Prompt: Filter for the word "Ohybový" and keep each matching line.

Exercise inputs:
════════════════

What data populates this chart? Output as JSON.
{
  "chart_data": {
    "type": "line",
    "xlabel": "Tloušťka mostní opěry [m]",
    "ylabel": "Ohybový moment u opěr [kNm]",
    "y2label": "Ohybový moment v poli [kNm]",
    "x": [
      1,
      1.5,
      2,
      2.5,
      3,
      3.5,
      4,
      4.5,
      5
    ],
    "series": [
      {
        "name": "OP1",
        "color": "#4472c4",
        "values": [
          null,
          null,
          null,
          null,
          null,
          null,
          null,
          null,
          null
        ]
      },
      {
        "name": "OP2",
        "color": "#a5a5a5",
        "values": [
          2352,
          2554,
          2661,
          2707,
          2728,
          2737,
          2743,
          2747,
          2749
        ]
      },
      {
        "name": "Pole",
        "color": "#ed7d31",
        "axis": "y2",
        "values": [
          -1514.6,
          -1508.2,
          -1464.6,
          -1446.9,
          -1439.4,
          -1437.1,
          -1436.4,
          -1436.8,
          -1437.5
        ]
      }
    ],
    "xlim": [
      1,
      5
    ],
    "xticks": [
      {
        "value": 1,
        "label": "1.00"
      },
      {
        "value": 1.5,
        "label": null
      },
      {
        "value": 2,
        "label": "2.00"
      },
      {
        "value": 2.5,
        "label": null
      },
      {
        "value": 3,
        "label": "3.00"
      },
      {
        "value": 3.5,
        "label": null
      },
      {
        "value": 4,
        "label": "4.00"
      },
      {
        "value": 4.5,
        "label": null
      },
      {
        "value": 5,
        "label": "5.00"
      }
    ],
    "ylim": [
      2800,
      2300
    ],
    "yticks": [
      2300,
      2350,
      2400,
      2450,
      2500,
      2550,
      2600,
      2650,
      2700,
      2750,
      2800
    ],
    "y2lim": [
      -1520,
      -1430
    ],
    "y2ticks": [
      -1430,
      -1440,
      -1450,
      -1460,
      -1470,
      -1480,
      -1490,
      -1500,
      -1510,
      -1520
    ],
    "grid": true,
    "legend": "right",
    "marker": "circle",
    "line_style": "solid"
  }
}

════════════════

Answer to the exercise:
    "ylabel": "Ohybový moment u opěr [kNm]",
    "y2label": "Ohybový moment v poli [kNm]",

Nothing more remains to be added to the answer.